-- START --
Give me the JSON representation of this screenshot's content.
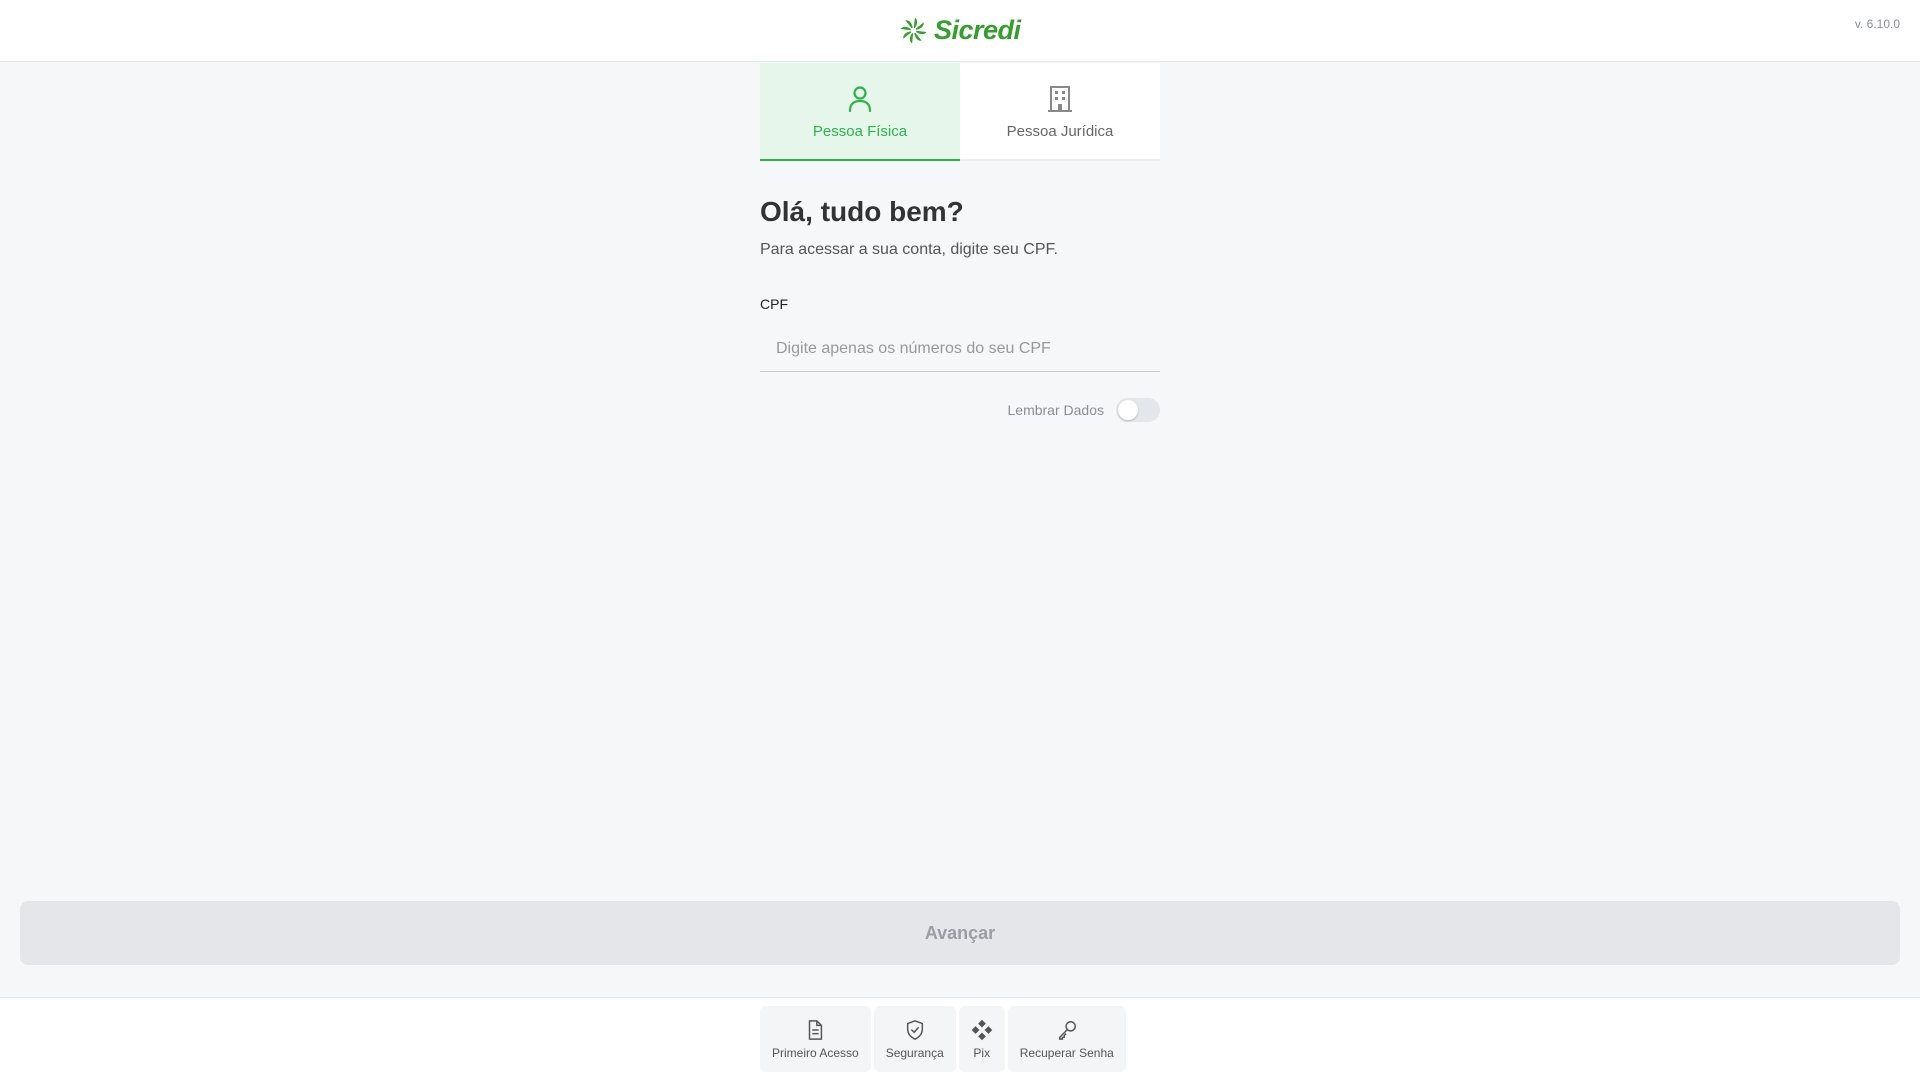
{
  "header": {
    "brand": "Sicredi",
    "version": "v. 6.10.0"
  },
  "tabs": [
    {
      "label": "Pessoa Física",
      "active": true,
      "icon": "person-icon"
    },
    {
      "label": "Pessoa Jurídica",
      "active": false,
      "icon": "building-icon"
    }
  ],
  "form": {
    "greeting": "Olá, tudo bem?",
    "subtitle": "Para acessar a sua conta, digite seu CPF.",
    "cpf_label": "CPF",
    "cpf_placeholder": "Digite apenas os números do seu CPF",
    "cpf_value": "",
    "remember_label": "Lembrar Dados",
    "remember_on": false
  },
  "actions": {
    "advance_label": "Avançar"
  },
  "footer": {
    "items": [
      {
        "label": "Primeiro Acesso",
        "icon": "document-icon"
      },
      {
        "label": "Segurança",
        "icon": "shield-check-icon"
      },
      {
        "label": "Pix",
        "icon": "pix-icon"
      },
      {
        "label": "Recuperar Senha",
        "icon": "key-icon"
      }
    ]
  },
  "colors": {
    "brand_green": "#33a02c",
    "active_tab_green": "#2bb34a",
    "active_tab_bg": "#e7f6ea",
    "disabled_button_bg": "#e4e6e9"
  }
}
-- END --
-- START --
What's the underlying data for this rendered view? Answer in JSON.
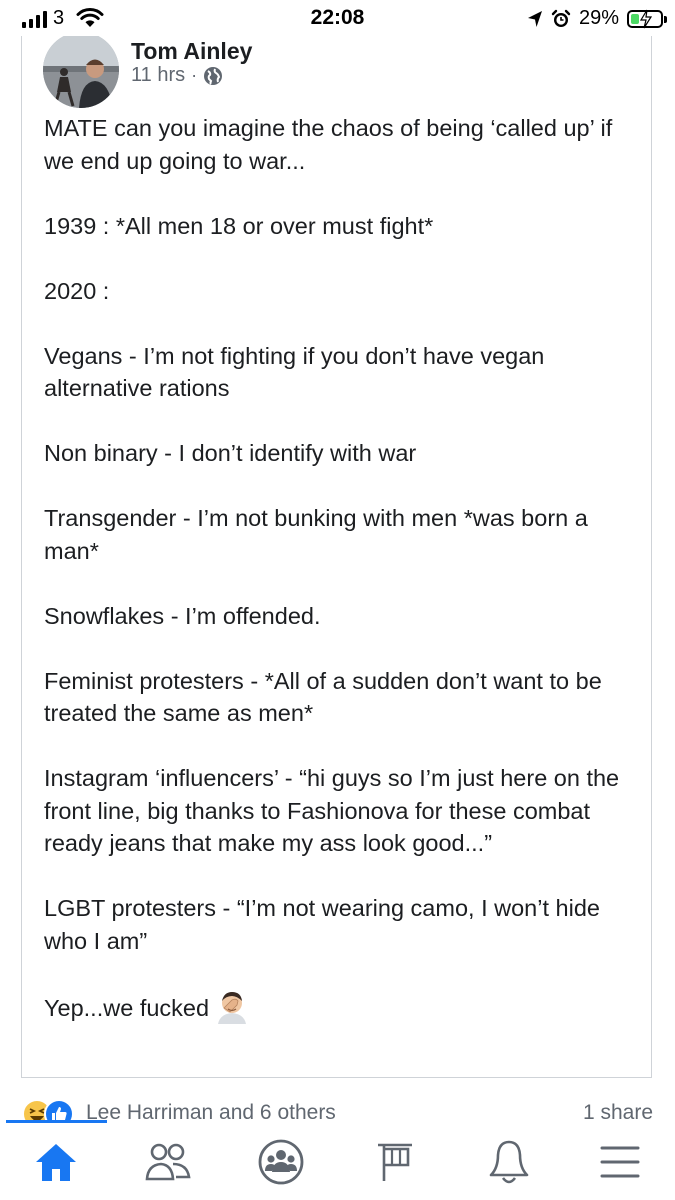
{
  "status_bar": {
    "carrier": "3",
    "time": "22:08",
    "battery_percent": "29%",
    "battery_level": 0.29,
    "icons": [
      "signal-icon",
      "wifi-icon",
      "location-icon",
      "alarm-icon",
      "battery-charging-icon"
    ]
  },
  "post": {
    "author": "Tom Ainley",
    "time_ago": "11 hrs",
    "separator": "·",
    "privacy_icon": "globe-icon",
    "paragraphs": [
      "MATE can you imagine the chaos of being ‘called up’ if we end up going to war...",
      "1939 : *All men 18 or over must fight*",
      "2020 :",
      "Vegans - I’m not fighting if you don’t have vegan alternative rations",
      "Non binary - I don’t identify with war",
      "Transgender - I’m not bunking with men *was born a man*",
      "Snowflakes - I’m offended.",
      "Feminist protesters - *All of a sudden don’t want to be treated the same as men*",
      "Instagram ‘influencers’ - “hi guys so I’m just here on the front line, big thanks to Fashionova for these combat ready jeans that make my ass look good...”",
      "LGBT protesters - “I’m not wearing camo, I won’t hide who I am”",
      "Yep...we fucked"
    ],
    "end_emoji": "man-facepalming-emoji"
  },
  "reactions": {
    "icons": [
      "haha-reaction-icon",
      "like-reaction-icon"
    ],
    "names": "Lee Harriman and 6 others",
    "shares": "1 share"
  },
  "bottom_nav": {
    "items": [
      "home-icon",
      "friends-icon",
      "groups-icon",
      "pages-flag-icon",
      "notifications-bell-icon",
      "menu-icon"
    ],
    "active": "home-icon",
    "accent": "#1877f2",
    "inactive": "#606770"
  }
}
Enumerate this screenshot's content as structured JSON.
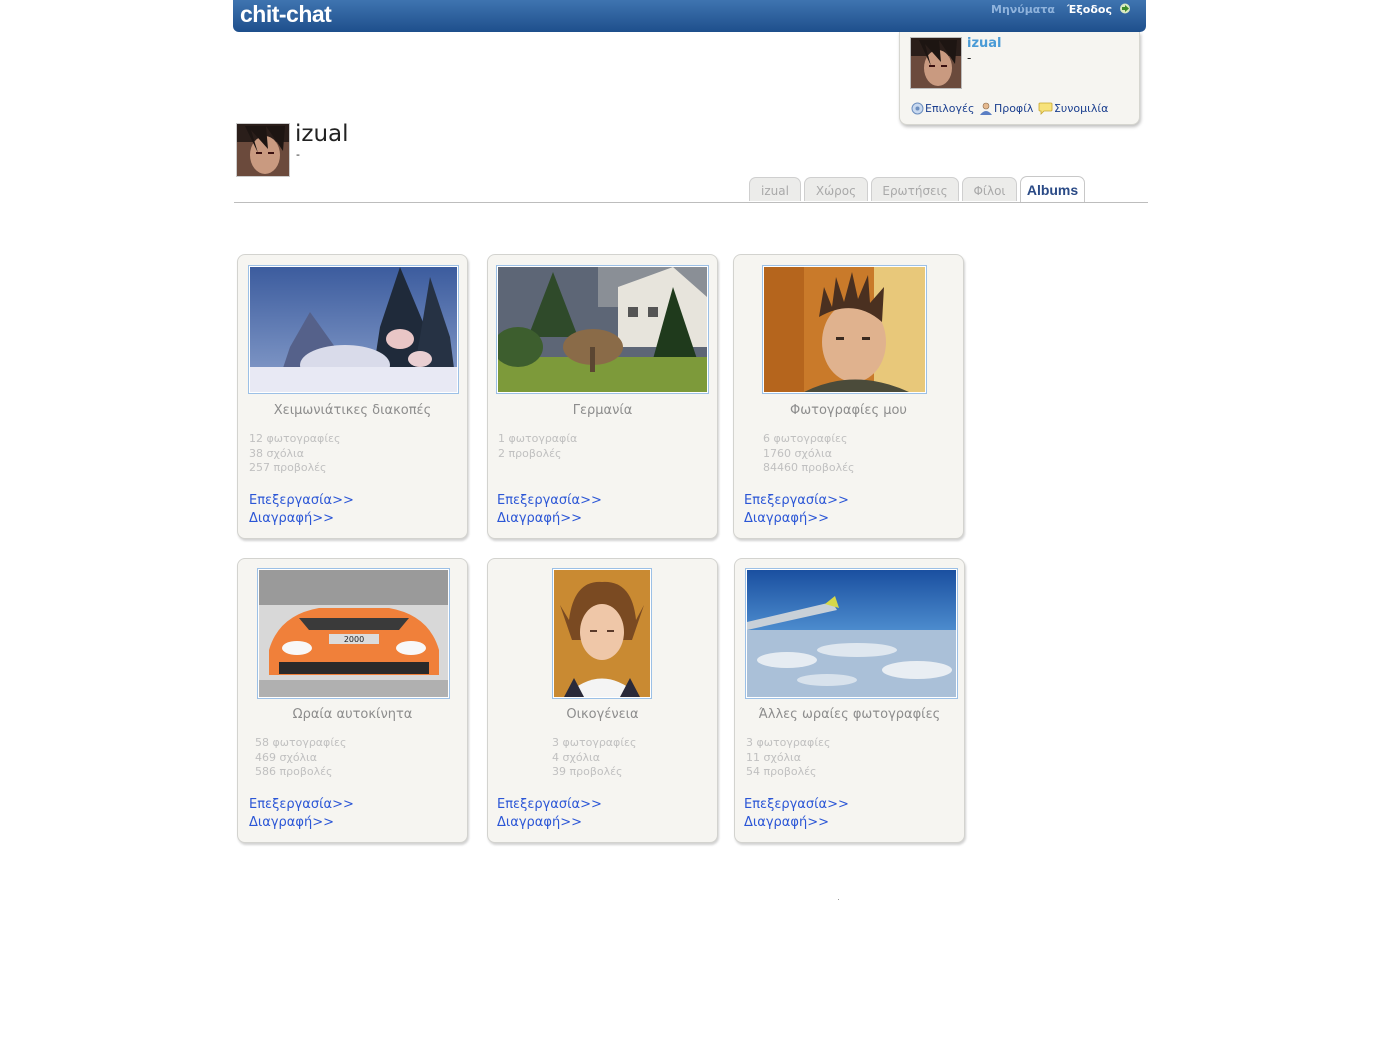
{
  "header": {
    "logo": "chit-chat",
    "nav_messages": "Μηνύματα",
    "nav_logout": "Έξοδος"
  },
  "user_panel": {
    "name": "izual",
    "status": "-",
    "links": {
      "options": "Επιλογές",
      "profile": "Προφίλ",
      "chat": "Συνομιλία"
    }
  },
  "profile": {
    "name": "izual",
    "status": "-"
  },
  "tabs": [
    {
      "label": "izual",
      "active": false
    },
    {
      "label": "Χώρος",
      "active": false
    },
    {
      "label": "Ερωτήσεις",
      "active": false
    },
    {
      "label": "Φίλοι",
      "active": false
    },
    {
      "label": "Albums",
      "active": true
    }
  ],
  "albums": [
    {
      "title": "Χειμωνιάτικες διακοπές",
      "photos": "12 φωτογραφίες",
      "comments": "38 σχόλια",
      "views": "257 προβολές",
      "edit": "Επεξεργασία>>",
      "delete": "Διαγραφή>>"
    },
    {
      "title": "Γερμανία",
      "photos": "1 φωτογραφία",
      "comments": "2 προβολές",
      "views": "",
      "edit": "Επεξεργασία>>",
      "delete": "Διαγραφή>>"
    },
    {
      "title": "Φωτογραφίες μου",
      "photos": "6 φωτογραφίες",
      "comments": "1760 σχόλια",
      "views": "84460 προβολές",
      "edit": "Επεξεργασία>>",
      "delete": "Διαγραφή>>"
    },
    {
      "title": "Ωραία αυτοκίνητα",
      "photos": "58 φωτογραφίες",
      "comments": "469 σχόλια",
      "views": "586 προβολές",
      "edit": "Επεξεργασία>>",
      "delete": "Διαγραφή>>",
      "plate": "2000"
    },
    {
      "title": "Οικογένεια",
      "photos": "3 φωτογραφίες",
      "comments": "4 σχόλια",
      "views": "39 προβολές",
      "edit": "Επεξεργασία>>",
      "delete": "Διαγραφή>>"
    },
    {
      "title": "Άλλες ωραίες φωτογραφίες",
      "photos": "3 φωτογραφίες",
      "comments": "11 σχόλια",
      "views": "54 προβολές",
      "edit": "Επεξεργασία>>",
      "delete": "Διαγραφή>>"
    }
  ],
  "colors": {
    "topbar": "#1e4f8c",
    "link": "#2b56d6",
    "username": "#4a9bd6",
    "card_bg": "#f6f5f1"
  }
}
-- END --
### What is asked:
List all lines in the material containing the string "views".

### Answer to this problem:
      "views": "257 προβολές",
      "views": "",
      "views": "84460 προβολές",
      "views": "586 προβολές",
      "views": "39 προβολές",
      "views": "54 προβολές",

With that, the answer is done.